:: Фрагмент документа ::
·····

Подытоживая, можно отметить, что центристы Леканюэ оказались в правительственном большинстве силою конъюнктурных обстоятельств, но также ведомые логикой биполяризации и институтов V Республики, которая исключала возможность существования независимого центра. Вступив в большинство, они обставили свое участие в правительстве прагматичными и расчетливыми условиями проведения реформ. Однако они не учли одно важное последствие: избрание Жискара меняло правила политической игры и соотношение сил. Само большинство, выражаясь жискаровскими словами, быстро стало плюралистичным. Кроме того, последствия социально-экономического кризиса и быстрое ухудшение ситуации в стране требовали единства сил, поддерживавших президента в его политике. Любое диссидентство или раскол могло обрушить хрупкое большинство.
Объединительные процессы среди христианских демократов (1974–1976 гг.)

·····

:: Задание ::
Повторите, пожалуйста, дословно ту часть фрагмента о центристах Леканюэ, которая открывается словами «Подытоживая, можно отметить, что» и завершается словами «демократов (1974–1976 гг.)».

·····

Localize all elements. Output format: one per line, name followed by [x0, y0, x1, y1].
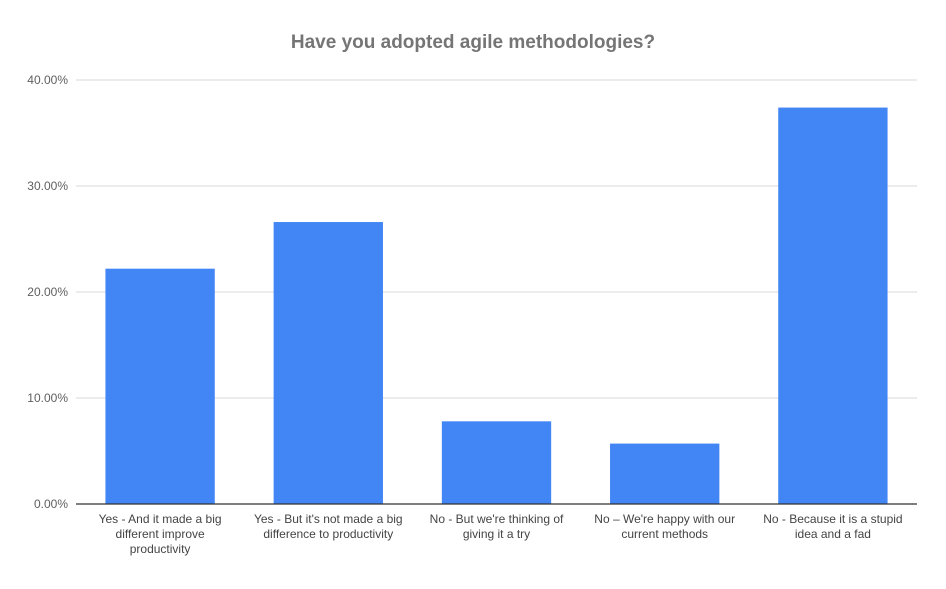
y-tick-label: 20.00% — [27, 285, 68, 299]
bar — [441, 421, 552, 504]
x-category-label-line: Yes - And it made a big — [99, 512, 222, 526]
x-category-label-line: different improve — [116, 527, 205, 541]
x-category-label-line: idea and a fad — [795, 527, 871, 541]
x-category-label-line: productivity — [130, 542, 191, 556]
x-category-label: No - Because it is a stupid idea and a fa… — [763, 512, 902, 541]
x-category-label: No – We're happy with our current methods — [594, 512, 735, 541]
x-category-label: Yes - And it made a big different improve… — [99, 512, 222, 556]
x-axis-category-labels: Yes - And it made a big different improve… — [99, 512, 903, 556]
y-tick-label: 0.00% — [34, 497, 68, 511]
x-category-label-line: No - But we're thinking of — [430, 512, 564, 526]
x-category-label-line: No – We're happy with our — [594, 512, 735, 526]
chart-title: Have you adopted agile methodologies? — [291, 32, 655, 53]
bars — [105, 107, 888, 505]
x-category-label: Yes - But it's not made a big difference … — [254, 512, 403, 541]
x-category-label-line: difference to productivity — [263, 527, 393, 541]
bar — [105, 268, 215, 504]
x-category-label-line: No - Because it is a stupid — [763, 512, 902, 526]
y-tick-label: 10.00% — [27, 391, 68, 405]
x-category-label-line: giving it a try — [463, 527, 530, 541]
bar — [273, 222, 383, 505]
x-category-label-line: current methods — [621, 527, 708, 541]
gridlines — [76, 79, 917, 399]
x-category-label: No - But we're thinking of giving it a tr… — [430, 512, 564, 541]
y-tick-label: 30.00% — [27, 179, 68, 193]
y-tick-label: 40.00% — [27, 73, 68, 87]
y-axis-tick-labels: 0.00% 10.00% 20.00% 30.00% 40.00% — [27, 73, 68, 511]
bar — [778, 107, 888, 504]
bar — [610, 443, 720, 504]
x-category-label-line: Yes - But it's not made a big — [254, 512, 403, 526]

·····

:: Ответ к заданию ::
Подытоживая, можно отметить, что центристы Леканюэ оказались в правительственном большинстве силою конъюнктурных обстоятельств, но также ведомые логикой биполяризации и институтов V Республики, которая исключала возможность существования независимого центра. Вступив в большинство, они обставили свое участие в правительстве прагматичными и расчетливыми условиями проведения реформ. Однако они не учли одно важное последствие: избрание Жискара меняло правила политической игры и соотношение сил. Само большинство, выражаясь жискаровскими словами, быстро стало плюралистичным. Кроме того, последствия социально-экономического кризиса и быстрое ухудшение ситуации в стране требовали единства сил, поддерживавших президента в его политике. Любое диссидентство или раскол могло обрушить хрупкое большинство.
Объединительные процессы среди христианских демократов (1974–1976 гг.)